:: Stated task ::
Identify and reproduce every line holding the string "JSON".
## START Excerpted records
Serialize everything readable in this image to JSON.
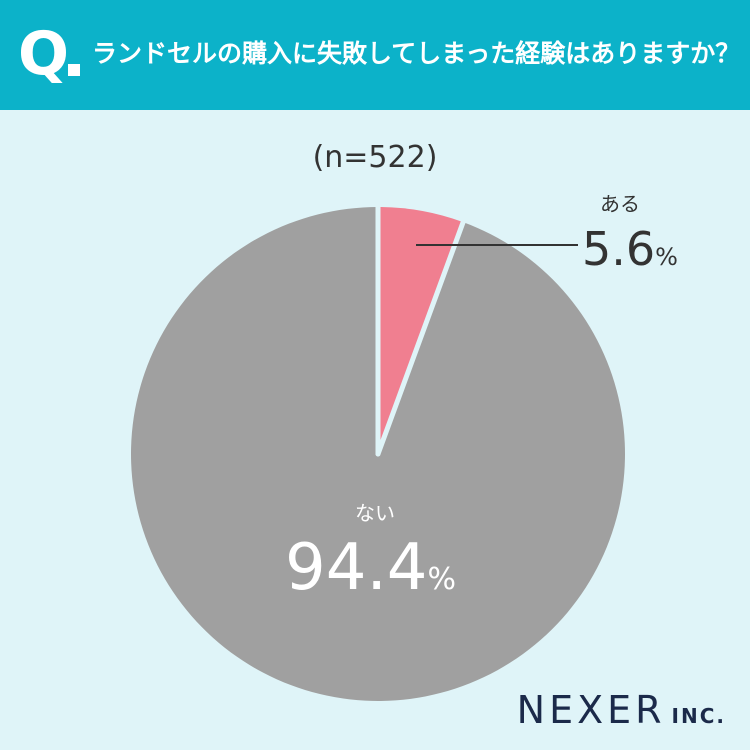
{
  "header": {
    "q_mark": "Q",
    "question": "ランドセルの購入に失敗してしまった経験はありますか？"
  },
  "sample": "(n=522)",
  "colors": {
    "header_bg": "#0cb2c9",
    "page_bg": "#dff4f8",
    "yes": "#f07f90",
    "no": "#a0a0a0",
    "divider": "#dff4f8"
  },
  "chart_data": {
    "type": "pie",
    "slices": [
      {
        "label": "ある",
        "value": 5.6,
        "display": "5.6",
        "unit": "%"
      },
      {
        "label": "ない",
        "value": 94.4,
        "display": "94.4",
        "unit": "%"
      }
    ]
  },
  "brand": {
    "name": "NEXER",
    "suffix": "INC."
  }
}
## END Excerpted records
## START Excerpted records
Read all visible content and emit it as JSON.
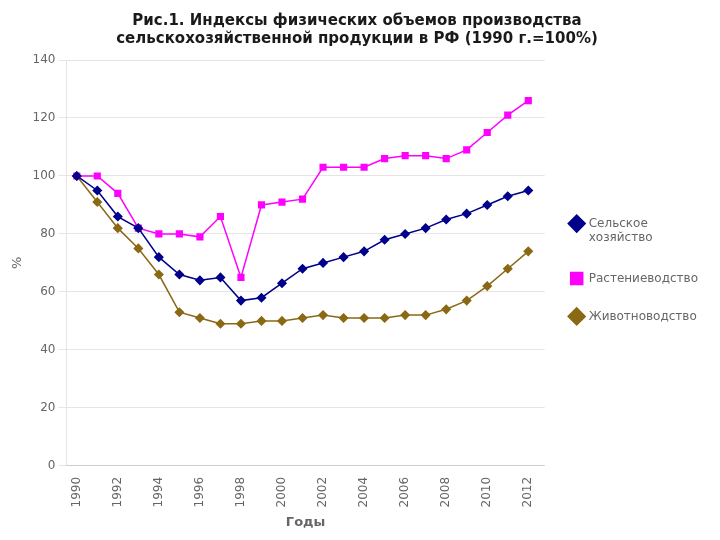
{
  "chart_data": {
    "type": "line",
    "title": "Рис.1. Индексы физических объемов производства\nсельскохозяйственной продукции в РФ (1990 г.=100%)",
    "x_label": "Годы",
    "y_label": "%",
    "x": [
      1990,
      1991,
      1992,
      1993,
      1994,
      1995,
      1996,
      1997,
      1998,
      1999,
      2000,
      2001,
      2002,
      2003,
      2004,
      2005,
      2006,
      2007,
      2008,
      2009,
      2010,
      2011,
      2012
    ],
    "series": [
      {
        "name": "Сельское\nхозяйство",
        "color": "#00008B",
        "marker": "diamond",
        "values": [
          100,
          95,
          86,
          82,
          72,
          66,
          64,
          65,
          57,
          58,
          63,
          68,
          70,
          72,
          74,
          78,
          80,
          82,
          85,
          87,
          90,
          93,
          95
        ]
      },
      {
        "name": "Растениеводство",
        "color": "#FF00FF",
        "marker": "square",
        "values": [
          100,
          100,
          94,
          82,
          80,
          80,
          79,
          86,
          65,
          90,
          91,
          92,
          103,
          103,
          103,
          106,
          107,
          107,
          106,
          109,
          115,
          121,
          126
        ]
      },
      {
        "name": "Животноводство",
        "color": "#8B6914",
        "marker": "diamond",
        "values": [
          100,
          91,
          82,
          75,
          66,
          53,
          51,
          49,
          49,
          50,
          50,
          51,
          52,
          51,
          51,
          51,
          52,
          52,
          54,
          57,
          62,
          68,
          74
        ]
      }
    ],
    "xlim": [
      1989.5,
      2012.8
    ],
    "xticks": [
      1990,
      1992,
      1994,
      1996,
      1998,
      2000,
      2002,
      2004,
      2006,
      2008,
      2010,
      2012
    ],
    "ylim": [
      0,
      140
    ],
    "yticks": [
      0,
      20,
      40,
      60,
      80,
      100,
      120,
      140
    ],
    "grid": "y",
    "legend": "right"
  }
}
## END Excerpted records
:: Exercise result ::
Serialize everything readable in this image to JSON.
Read all visible content and emit it as JSON.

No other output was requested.